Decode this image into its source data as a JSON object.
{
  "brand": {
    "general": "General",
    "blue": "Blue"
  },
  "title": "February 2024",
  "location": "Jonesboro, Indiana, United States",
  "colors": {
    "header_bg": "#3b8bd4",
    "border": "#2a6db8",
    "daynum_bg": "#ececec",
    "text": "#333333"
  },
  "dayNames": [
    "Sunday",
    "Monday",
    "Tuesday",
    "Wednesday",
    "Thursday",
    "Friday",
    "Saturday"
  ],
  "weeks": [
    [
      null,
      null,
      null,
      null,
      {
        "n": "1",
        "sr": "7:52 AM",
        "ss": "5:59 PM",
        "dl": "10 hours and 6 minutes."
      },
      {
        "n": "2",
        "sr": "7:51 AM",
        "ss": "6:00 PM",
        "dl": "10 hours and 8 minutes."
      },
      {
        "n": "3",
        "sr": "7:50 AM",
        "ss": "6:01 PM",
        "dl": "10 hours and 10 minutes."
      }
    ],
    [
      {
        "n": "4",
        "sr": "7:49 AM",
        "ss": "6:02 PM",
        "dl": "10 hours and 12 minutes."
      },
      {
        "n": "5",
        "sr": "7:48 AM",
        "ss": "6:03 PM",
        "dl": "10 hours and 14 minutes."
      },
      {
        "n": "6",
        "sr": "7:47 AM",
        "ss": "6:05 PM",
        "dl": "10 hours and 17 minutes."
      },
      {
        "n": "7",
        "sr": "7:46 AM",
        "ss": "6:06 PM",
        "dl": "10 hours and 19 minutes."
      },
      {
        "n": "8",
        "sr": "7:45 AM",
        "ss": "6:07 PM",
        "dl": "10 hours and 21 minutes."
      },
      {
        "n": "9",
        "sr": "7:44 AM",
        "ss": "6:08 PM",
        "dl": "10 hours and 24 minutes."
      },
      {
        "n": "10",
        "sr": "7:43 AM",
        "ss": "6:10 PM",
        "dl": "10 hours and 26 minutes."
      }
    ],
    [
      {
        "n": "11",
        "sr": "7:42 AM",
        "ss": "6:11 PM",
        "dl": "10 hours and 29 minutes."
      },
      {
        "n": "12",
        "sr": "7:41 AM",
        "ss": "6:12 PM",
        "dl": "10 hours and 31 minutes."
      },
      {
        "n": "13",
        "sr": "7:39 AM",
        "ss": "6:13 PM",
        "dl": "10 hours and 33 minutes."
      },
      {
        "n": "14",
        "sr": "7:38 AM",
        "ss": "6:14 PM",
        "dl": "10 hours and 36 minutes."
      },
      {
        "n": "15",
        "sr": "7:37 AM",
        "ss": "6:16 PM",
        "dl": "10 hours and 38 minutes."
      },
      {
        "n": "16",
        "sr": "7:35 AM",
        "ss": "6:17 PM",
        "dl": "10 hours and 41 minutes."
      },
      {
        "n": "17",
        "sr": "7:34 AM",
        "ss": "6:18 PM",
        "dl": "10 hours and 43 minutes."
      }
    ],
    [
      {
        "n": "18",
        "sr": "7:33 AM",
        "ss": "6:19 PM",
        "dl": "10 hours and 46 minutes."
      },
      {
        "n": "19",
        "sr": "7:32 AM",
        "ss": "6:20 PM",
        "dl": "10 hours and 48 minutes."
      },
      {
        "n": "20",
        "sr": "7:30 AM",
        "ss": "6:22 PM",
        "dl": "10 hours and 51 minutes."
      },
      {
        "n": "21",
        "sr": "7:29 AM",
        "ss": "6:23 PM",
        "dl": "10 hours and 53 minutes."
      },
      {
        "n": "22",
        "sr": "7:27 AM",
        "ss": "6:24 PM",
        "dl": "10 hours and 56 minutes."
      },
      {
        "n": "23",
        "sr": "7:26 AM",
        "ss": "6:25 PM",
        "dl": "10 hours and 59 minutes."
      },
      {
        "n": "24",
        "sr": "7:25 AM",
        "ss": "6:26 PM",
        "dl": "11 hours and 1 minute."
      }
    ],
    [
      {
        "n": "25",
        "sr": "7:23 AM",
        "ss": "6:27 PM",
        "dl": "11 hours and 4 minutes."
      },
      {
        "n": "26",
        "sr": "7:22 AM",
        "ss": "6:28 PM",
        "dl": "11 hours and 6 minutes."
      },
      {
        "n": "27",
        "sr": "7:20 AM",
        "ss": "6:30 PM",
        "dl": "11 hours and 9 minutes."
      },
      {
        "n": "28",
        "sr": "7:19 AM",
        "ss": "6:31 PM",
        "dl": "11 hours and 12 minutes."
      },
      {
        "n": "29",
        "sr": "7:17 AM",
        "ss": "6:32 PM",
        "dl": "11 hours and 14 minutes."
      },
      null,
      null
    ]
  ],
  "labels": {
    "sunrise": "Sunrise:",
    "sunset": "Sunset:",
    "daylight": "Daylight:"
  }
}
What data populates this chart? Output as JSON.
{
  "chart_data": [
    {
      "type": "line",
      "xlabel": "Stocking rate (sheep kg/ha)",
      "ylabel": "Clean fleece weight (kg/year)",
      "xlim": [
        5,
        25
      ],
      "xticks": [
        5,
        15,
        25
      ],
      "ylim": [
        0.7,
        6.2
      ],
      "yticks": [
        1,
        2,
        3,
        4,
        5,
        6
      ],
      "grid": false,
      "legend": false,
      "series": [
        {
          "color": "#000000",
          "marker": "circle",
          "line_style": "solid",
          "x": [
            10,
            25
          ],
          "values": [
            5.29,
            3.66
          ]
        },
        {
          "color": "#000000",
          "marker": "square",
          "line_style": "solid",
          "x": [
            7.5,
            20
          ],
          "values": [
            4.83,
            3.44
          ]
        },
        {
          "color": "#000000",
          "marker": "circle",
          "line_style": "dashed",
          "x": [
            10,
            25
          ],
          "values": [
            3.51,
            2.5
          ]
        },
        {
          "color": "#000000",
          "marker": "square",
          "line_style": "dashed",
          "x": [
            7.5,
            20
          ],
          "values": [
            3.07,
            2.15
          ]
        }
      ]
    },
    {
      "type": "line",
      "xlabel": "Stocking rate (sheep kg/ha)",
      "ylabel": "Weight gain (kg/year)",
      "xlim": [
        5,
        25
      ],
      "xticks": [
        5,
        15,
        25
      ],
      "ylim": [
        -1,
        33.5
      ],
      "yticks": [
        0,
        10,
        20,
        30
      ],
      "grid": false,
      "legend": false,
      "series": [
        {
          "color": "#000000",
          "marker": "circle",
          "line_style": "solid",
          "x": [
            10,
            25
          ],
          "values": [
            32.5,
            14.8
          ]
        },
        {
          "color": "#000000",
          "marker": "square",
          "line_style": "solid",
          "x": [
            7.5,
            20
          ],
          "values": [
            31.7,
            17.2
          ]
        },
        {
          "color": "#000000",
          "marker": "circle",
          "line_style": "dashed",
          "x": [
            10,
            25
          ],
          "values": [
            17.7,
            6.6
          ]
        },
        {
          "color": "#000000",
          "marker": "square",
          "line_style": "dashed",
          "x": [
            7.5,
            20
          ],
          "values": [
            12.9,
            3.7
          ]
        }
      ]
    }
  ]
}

□ □ □

Aim of the task ▸
Reproduce all of the data exactly as given.

Exercise output ▸
Decode this image into its source data as a JSON object.
{
  "brand": {
    "general": "General",
    "blue": "Blue"
  },
  "title": "February 2024",
  "location": "Jonesboro, Indiana, United States",
  "colors": {
    "header_bg": "#3b8bd4",
    "border": "#2a6db8",
    "daynum_bg": "#ececec",
    "text": "#333333"
  },
  "dayNames": [
    "Sunday",
    "Monday",
    "Tuesday",
    "Wednesday",
    "Thursday",
    "Friday",
    "Saturday"
  ],
  "weeks": [
    [
      null,
      null,
      null,
      null,
      {
        "n": "1",
        "sr": "7:52 AM",
        "ss": "5:59 PM",
        "dl": "10 hours and 6 minutes."
      },
      {
        "n": "2",
        "sr": "7:51 AM",
        "ss": "6:00 PM",
        "dl": "10 hours and 8 minutes."
      },
      {
        "n": "3",
        "sr": "7:50 AM",
        "ss": "6:01 PM",
        "dl": "10 hours and 10 minutes."
      }
    ],
    [
      {
        "n": "4",
        "sr": "7:49 AM",
        "ss": "6:02 PM",
        "dl": "10 hours and 12 minutes."
      },
      {
        "n": "5",
        "sr": "7:48 AM",
        "ss": "6:03 PM",
        "dl": "10 hours and 14 minutes."
      },
      {
        "n": "6",
        "sr": "7:47 AM",
        "ss": "6:05 PM",
        "dl": "10 hours and 17 minutes."
      },
      {
        "n": "7",
        "sr": "7:46 AM",
        "ss": "6:06 PM",
        "dl": "10 hours and 19 minutes."
      },
      {
        "n": "8",
        "sr": "7:45 AM",
        "ss": "6:07 PM",
        "dl": "10 hours and 21 minutes."
      },
      {
        "n": "9",
        "sr": "7:44 AM",
        "ss": "6:08 PM",
        "dl": "10 hours and 24 minutes."
      },
      {
        "n": "10",
        "sr": "7:43 AM",
        "ss": "6:10 PM",
        "dl": "10 hours and 26 minutes."
      }
    ],
    [
      {
        "n": "11",
        "sr": "7:42 AM",
        "ss": "6:11 PM",
        "dl": "10 hours and 29 minutes."
      },
      {
        "n": "12",
        "sr": "7:41 AM",
        "ss": "6:12 PM",
        "dl": "10 hours and 31 minutes."
      },
      {
        "n": "13",
        "sr": "7:39 AM",
        "ss": "6:13 PM",
        "dl": "10 hours and 33 minutes."
      },
      {
        "n": "14",
        "sr": "7:38 AM",
        "ss": "6:14 PM",
        "dl": "10 hours and 36 minutes."
      },
      {
        "n": "15",
        "sr": "7:37 AM",
        "ss": "6:16 PM",
        "dl": "10 hours and 38 minutes."
      },
      {
        "n": "16",
        "sr": "7:35 AM",
        "ss": "6:17 PM",
        "dl": "10 hours and 41 minutes."
      },
      {
        "n": "17",
        "sr": "7:34 AM",
        "ss": "6:18 PM",
        "dl": "10 hours and 43 minutes."
      }
    ],
    [
      {
        "n": "18",
        "sr": "7:33 AM",
        "ss": "6:19 PM",
        "dl": "10 hours and 46 minutes."
      },
      {
        "n": "19",
        "sr": "7:32 AM",
        "ss": "6:20 PM",
        "dl": "10 hours and 48 minutes."
      },
      {
        "n": "20",
        "sr": "7:30 AM",
        "ss": "6:22 PM",
        "dl": "10 hours and 51 minutes."
      },
      {
        "n": "21",
        "sr": "7:29 AM",
        "ss": "6:23 PM",
        "dl": "10 hours and 53 minutes."
      },
      {
        "n": "22",
        "sr": "7:27 AM",
        "ss": "6:24 PM",
        "dl": "10 hours and 56 minutes."
      },
      {
        "n": "23",
        "sr": "7:26 AM",
        "ss": "6:25 PM",
        "dl": "10 hours and 59 minutes."
      },
      {
        "n": "24",
        "sr": "7:25 AM",
        "ss": "6:26 PM",
        "dl": "11 hours and 1 minute."
      }
    ],
    [
      {
        "n": "25",
        "sr": "7:23 AM",
        "ss": "6:27 PM",
        "dl": "11 hours and 4 minutes."
      },
      {
        "n": "26",
        "sr": "7:22 AM",
        "ss": "6:28 PM",
        "dl": "11 hours and 6 minutes."
      },
      {
        "n": "27",
        "sr": "7:20 AM",
        "ss": "6:30 PM",
        "dl": "11 hours and 9 minutes."
      },
      {
        "n": "28",
        "sr": "7:19 AM",
        "ss": "6:31 PM",
        "dl": "11 hours and 12 minutes."
      },
      {
        "n": "29",
        "sr": "7:17 AM",
        "ss": "6:32 PM",
        "dl": "11 hours and 14 minutes."
      },
      null,
      null
    ]
  ],
  "labels": {
    "sunrise": "Sunrise:",
    "sunset": "Sunset:",
    "daylight": "Daylight:"
  }
}
What data populates this chart? Output as JSON.
{
  "chart_data": [
    {
      "type": "line",
      "xlabel": "Stocking rate (sheep kg/ha)",
      "ylabel": "Clean fleece weight (kg/year)",
      "xlim": [
        5,
        25
      ],
      "xticks": [
        5,
        15,
        25
      ],
      "ylim": [
        0.7,
        6.2
      ],
      "yticks": [
        1,
        2,
        3,
        4,
        5,
        6
      ],
      "grid": false,
      "legend": false,
      "series": [
        {
          "color": "#000000",
          "marker": "circle",
          "line_style": "solid",
          "x": [
            10,
            25
          ],
          "values": [
            5.29,
            3.66
          ]
        },
        {
          "color": "#000000",
          "marker": "square",
          "line_style": "solid",
          "x": [
            7.5,
            20
          ],
          "values": [
            4.83,
            3.44
          ]
        },
        {
          "color": "#000000",
          "marker": "circle",
          "line_style": "dashed",
          "x": [
            10,
            25
          ],
          "values": [
            3.51,
            2.5
          ]
        },
        {
          "color": "#000000",
          "marker": "square",
          "line_style": "dashed",
          "x": [
            7.5,
            20
          ],
          "values": [
            3.07,
            2.15
          ]
        }
      ]
    },
    {
      "type": "line",
      "xlabel": "Stocking rate (sheep kg/ha)",
      "ylabel": "Weight gain (kg/year)",
      "xlim": [
        5,
        25
      ],
      "xticks": [
        5,
        15,
        25
      ],
      "ylim": [
        -1,
        33.5
      ],
      "yticks": [
        0,
        10,
        20,
        30
      ],
      "grid": false,
      "legend": false,
      "series": [
        {
          "color": "#000000",
          "marker": "circle",
          "line_style": "solid",
          "x": [
            10,
            25
          ],
          "values": [
            32.5,
            14.8
          ]
        },
        {
          "color": "#000000",
          "marker": "square",
          "line_style": "solid",
          "x": [
            7.5,
            20
          ],
          "values": [
            31.7,
            17.2
          ]
        },
        {
          "color": "#000000",
          "marker": "circle",
          "line_style": "dashed",
          "x": [
            10,
            25
          ],
          "values": [
            17.7,
            6.6
          ]
        },
        {
          "color": "#000000",
          "marker": "square",
          "line_style": "dashed",
          "x": [
            7.5,
            20
          ],
          "values": [
            12.9,
            3.7
          ]
        }
      ]
    }
  ]
}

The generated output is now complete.